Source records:
start
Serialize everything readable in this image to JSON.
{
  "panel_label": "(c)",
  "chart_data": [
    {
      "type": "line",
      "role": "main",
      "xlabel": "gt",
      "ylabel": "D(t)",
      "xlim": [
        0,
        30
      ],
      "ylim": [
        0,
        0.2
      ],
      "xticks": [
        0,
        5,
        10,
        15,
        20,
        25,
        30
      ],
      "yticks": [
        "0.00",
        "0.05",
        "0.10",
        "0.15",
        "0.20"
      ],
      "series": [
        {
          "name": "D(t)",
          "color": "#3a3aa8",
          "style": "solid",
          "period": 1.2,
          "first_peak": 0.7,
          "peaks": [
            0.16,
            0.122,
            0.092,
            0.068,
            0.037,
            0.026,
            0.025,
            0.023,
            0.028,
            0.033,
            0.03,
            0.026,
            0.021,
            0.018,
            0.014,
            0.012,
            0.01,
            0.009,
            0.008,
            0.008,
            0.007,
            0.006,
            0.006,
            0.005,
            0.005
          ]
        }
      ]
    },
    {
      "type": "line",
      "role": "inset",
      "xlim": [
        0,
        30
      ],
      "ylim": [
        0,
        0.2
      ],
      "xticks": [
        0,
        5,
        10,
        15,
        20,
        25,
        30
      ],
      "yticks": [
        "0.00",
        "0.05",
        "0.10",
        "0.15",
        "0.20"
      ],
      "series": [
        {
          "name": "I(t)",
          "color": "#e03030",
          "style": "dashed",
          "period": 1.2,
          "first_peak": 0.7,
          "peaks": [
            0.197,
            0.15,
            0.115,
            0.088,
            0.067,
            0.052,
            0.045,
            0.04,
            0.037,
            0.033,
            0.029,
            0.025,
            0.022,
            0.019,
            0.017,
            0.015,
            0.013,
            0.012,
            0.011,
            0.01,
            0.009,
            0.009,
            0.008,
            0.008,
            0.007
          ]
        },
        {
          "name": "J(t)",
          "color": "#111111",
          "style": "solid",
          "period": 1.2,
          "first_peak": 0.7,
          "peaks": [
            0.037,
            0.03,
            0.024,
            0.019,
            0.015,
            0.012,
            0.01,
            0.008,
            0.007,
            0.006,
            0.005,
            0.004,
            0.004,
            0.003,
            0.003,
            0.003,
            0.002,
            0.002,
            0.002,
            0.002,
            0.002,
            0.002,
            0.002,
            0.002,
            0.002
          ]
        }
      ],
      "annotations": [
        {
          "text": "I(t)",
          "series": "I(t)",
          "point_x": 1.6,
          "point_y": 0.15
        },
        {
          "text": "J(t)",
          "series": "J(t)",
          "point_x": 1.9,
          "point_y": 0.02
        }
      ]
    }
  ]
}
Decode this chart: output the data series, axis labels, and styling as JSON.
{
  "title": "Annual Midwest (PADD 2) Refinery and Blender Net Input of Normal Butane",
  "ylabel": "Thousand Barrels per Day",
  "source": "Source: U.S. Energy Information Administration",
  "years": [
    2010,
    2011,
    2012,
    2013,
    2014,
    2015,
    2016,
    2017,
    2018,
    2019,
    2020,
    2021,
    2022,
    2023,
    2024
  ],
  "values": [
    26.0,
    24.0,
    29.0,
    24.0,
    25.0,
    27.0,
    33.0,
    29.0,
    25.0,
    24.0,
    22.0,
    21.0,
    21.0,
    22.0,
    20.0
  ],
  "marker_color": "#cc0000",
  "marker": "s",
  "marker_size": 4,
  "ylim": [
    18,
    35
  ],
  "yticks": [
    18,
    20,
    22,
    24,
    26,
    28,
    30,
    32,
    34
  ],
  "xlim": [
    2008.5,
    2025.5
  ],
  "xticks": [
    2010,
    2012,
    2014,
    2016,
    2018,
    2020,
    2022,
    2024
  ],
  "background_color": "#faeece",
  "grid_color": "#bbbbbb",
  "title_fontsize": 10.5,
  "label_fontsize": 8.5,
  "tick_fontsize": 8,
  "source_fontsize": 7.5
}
end
Transcribe every record above exactly as it appears.

Serialize everything readable in this image to JSON.
{
  "panel_label": "(c)",
  "chart_data": [
    {
      "type": "line",
      "role": "main",
      "xlabel": "gt",
      "ylabel": "D(t)",
      "xlim": [
        0,
        30
      ],
      "ylim": [
        0,
        0.2
      ],
      "xticks": [
        0,
        5,
        10,
        15,
        20,
        25,
        30
      ],
      "yticks": [
        "0.00",
        "0.05",
        "0.10",
        "0.15",
        "0.20"
      ],
      "series": [
        {
          "name": "D(t)",
          "color": "#3a3aa8",
          "style": "solid",
          "period": 1.2,
          "first_peak": 0.7,
          "peaks": [
            0.16,
            0.122,
            0.092,
            0.068,
            0.037,
            0.026,
            0.025,
            0.023,
            0.028,
            0.033,
            0.03,
            0.026,
            0.021,
            0.018,
            0.014,
            0.012,
            0.01,
            0.009,
            0.008,
            0.008,
            0.007,
            0.006,
            0.006,
            0.005,
            0.005
          ]
        }
      ]
    },
    {
      "type": "line",
      "role": "inset",
      "xlim": [
        0,
        30
      ],
      "ylim": [
        0,
        0.2
      ],
      "xticks": [
        0,
        5,
        10,
        15,
        20,
        25,
        30
      ],
      "yticks": [
        "0.00",
        "0.05",
        "0.10",
        "0.15",
        "0.20"
      ],
      "series": [
        {
          "name": "I(t)",
          "color": "#e03030",
          "style": "dashed",
          "period": 1.2,
          "first_peak": 0.7,
          "peaks": [
            0.197,
            0.15,
            0.115,
            0.088,
            0.067,
            0.052,
            0.045,
            0.04,
            0.037,
            0.033,
            0.029,
            0.025,
            0.022,
            0.019,
            0.017,
            0.015,
            0.013,
            0.012,
            0.011,
            0.01,
            0.009,
            0.009,
            0.008,
            0.008,
            0.007
          ]
        },
        {
          "name": "J(t)",
          "color": "#111111",
          "style": "solid",
          "period": 1.2,
          "first_peak": 0.7,
          "peaks": [
            0.037,
            0.03,
            0.024,
            0.019,
            0.015,
            0.012,
            0.01,
            0.008,
            0.007,
            0.006,
            0.005,
            0.004,
            0.004,
            0.003,
            0.003,
            0.003,
            0.002,
            0.002,
            0.002,
            0.002,
            0.002,
            0.002,
            0.002,
            0.002,
            0.002
          ]
        }
      ],
      "annotations": [
        {
          "text": "I(t)",
          "series": "I(t)",
          "point_x": 1.6,
          "point_y": 0.15
        },
        {
          "text": "J(t)",
          "series": "J(t)",
          "point_x": 1.9,
          "point_y": 0.02
        }
      ]
    }
  ]
}
Decode this chart: output the data series, axis labels, and styling as JSON.
{
  "title": "Annual Midwest (PADD 2) Refinery and Blender Net Input of Normal Butane",
  "ylabel": "Thousand Barrels per Day",
  "source": "Source: U.S. Energy Information Administration",
  "years": [
    2010,
    2011,
    2012,
    2013,
    2014,
    2015,
    2016,
    2017,
    2018,
    2019,
    2020,
    2021,
    2022,
    2023,
    2024
  ],
  "values": [
    26.0,
    24.0,
    29.0,
    24.0,
    25.0,
    27.0,
    33.0,
    29.0,
    25.0,
    24.0,
    22.0,
    21.0,
    21.0,
    22.0,
    20.0
  ],
  "marker_color": "#cc0000",
  "marker": "s",
  "marker_size": 4,
  "ylim": [
    18,
    35
  ],
  "yticks": [
    18,
    20,
    22,
    24,
    26,
    28,
    30,
    32,
    34
  ],
  "xlim": [
    2008.5,
    2025.5
  ],
  "xticks": [
    2010,
    2012,
    2014,
    2016,
    2018,
    2020,
    2022,
    2024
  ],
  "background_color": "#faeece",
  "grid_color": "#bbbbbb",
  "title_fontsize": 10.5,
  "label_fontsize": 8.5,
  "tick_fontsize": 8,
  "source_fontsize": 7.5
}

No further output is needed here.